Some records
>> start

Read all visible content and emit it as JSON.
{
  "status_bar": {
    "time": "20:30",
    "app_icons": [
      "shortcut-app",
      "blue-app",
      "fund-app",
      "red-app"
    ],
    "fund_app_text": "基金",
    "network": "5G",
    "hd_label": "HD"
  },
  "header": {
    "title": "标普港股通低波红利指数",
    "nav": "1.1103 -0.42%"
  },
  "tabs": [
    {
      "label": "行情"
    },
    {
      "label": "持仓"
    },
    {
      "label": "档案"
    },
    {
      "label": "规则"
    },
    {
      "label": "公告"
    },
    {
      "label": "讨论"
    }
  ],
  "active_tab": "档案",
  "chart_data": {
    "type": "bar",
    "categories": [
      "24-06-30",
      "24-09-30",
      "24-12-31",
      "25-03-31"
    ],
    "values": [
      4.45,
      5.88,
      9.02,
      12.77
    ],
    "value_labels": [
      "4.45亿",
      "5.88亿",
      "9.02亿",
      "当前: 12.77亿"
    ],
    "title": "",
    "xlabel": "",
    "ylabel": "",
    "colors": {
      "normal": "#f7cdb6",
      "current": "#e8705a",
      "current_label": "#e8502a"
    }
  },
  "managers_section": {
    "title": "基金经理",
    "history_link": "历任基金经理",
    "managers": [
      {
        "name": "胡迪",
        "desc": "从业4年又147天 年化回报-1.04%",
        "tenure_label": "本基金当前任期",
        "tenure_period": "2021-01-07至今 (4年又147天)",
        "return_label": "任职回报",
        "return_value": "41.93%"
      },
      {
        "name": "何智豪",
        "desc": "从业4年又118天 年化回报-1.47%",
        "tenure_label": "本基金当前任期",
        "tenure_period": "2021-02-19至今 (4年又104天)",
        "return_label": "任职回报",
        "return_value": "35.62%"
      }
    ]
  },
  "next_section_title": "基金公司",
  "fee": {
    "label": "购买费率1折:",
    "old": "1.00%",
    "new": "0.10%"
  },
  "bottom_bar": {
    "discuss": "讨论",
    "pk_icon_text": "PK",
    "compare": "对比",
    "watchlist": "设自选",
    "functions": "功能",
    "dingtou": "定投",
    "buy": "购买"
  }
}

>> end
>> start

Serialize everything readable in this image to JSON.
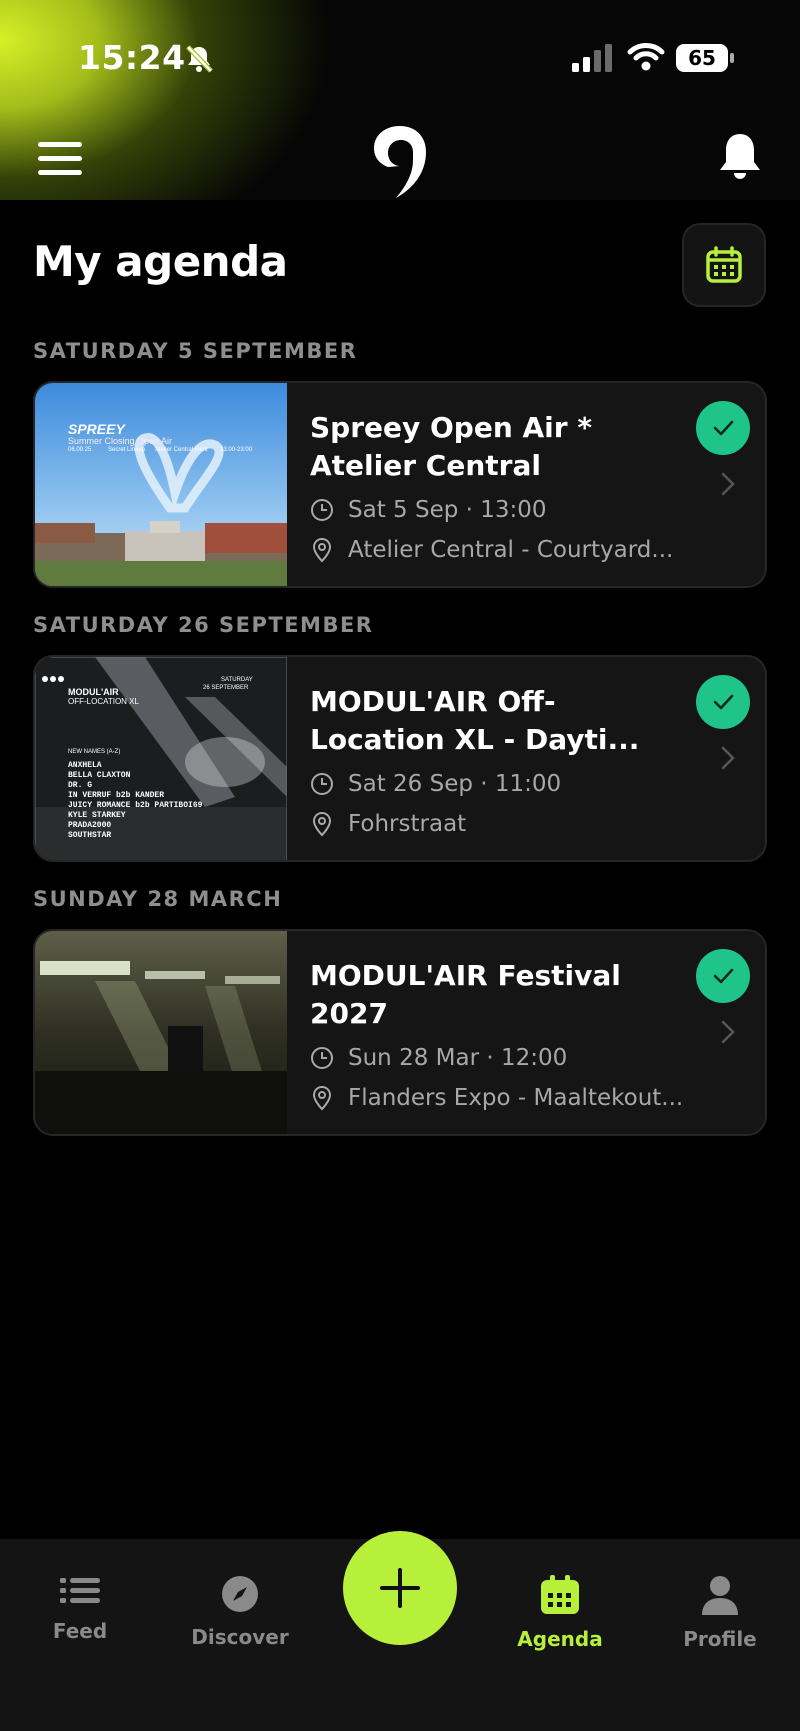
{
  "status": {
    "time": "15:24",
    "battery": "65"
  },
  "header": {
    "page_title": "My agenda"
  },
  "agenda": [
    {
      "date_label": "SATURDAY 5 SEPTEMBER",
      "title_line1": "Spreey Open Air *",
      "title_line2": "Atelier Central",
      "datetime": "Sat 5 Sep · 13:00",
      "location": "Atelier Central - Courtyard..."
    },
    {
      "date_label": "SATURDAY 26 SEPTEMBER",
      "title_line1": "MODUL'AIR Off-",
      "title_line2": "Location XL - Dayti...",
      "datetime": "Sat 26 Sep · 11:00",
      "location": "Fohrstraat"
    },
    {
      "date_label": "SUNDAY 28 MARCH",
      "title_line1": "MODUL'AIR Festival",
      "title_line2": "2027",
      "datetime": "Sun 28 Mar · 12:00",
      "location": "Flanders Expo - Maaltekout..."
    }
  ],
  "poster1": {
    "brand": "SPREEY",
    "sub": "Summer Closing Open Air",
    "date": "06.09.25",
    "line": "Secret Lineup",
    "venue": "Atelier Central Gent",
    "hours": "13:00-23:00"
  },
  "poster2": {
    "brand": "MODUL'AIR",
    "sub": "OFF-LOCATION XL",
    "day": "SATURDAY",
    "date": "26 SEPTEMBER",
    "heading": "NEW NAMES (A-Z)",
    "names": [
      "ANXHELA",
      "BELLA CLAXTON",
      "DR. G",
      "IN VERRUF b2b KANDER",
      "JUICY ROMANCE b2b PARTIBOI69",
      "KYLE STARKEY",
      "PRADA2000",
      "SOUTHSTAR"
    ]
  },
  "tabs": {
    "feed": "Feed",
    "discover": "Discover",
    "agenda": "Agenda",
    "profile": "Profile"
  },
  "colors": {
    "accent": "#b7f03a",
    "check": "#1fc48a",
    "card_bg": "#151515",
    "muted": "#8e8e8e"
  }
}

>> end
>> start

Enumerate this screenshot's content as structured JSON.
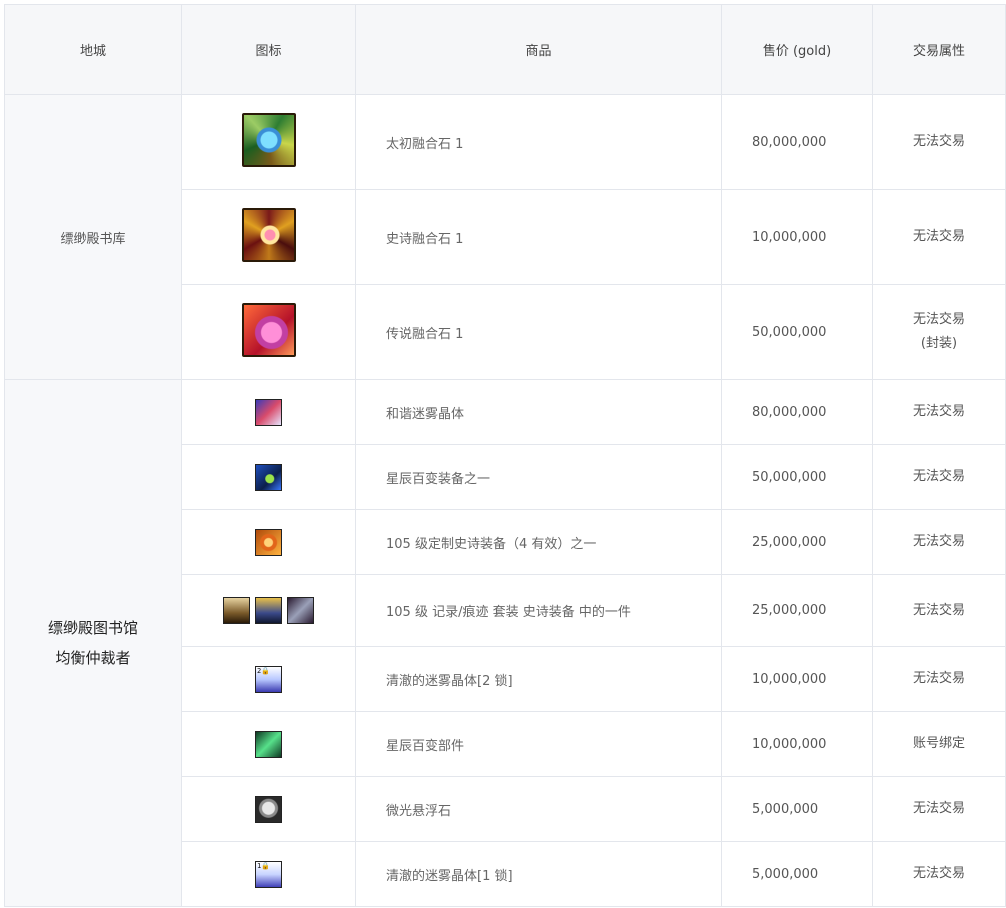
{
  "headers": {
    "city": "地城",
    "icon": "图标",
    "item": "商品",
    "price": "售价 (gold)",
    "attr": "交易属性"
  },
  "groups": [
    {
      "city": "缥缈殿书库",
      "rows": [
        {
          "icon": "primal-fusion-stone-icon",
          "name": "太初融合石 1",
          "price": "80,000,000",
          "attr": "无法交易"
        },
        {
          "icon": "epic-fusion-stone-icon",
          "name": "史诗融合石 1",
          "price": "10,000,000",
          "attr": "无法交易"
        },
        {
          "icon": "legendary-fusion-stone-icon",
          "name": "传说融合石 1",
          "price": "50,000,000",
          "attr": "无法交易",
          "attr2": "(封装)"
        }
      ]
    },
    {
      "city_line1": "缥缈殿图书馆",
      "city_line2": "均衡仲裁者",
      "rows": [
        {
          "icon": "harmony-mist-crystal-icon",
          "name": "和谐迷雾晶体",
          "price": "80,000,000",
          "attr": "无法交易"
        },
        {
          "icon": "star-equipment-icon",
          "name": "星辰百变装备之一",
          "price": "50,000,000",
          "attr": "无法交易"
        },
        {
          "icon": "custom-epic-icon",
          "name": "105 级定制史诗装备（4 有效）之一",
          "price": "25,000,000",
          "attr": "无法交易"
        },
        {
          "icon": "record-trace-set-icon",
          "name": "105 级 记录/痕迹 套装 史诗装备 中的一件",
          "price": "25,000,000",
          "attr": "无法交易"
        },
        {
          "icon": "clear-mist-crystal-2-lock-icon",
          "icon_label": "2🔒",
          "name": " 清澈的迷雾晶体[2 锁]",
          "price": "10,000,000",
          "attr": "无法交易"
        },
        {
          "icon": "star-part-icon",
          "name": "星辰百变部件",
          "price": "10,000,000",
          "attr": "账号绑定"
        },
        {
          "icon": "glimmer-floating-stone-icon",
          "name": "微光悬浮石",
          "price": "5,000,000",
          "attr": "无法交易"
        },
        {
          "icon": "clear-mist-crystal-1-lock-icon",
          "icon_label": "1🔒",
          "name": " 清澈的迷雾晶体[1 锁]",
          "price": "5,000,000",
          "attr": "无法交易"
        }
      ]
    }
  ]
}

>> end

▶ _OBJECTIVE_:
Using the listing above, list every line in which the string "fusion" occurs.

▶ _ANSWER_:
          "icon": "primal-fusion-stone-icon",
          "icon": "epic-fusion-stone-icon",
          "icon": "legendary-fusion-stone-icon",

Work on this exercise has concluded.